§ Problem to solve
Nothing in the data should change when you return it, but leave the pictures out.

↓↓↓

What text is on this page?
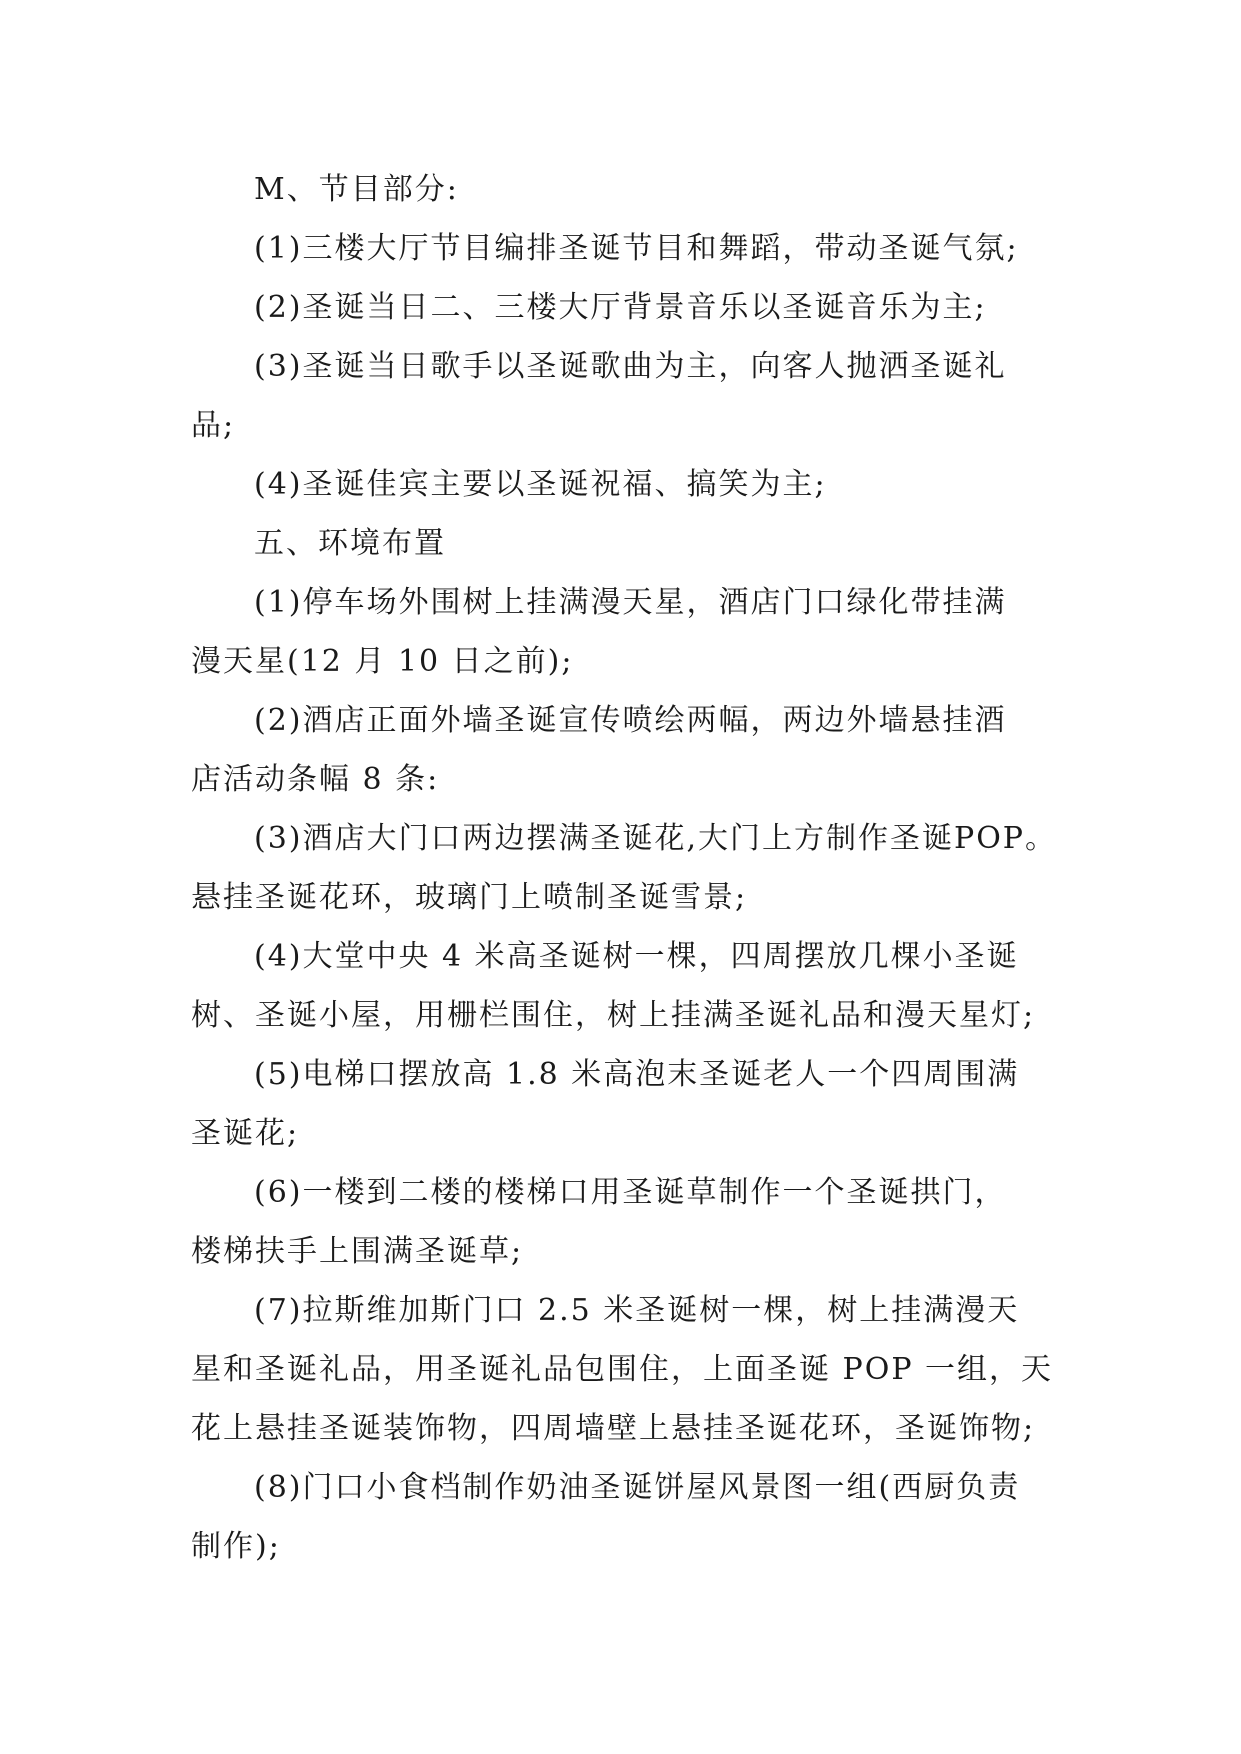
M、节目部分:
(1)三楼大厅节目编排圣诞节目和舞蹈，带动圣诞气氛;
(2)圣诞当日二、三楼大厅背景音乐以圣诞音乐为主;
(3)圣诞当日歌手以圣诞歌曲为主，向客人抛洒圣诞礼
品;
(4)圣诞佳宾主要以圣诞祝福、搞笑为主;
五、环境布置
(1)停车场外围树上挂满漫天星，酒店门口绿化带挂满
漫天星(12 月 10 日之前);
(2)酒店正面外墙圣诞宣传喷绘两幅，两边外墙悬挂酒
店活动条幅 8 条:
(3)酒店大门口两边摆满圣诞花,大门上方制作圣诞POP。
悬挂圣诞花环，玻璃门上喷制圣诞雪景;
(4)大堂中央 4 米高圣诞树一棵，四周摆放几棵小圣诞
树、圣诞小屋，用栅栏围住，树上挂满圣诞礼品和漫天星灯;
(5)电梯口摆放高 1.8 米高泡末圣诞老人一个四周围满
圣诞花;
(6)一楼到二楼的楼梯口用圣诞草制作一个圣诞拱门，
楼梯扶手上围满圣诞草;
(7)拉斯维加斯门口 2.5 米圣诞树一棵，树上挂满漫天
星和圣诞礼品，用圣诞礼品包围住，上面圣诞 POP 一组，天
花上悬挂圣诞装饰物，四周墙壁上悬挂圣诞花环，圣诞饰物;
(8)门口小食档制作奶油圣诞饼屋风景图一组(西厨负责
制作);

↑↑↑

§ Problem solution
What text is on this page?
M、节目部分:
(1)三楼大厅节目编排圣诞节目和舞蹈，带动圣诞气氛;
(2)圣诞当日二、三楼大厅背景音乐以圣诞音乐为主;
(3)圣诞当日歌手以圣诞歌曲为主，向客人抛洒圣诞礼
品;
(4)圣诞佳宾主要以圣诞祝福、搞笑为主;
五、环境布置
(1)停车场外围树上挂满漫天星，酒店门口绿化带挂满
漫天星(12 月 10 日之前);
(2)酒店正面外墙圣诞宣传喷绘两幅，两边外墙悬挂酒
店活动条幅 8 条:
(3)酒店大门口两边摆满圣诞花,大门上方制作圣诞POP。
悬挂圣诞花环，玻璃门上喷制圣诞雪景;
(4)大堂中央 4 米高圣诞树一棵，四周摆放几棵小圣诞
树、圣诞小屋，用栅栏围住，树上挂满圣诞礼品和漫天星灯;
(5)电梯口摆放高 1.8 米高泡末圣诞老人一个四周围满
圣诞花;
(6)一楼到二楼的楼梯口用圣诞草制作一个圣诞拱门，
楼梯扶手上围满圣诞草;
(7)拉斯维加斯门口 2.5 米圣诞树一棵，树上挂满漫天
星和圣诞礼品，用圣诞礼品包围住，上面圣诞 POP 一组，天
花上悬挂圣诞装饰物，四周墙壁上悬挂圣诞花环，圣诞饰物;
(8)门口小食档制作奶油圣诞饼屋风景图一组(西厨负责
制作);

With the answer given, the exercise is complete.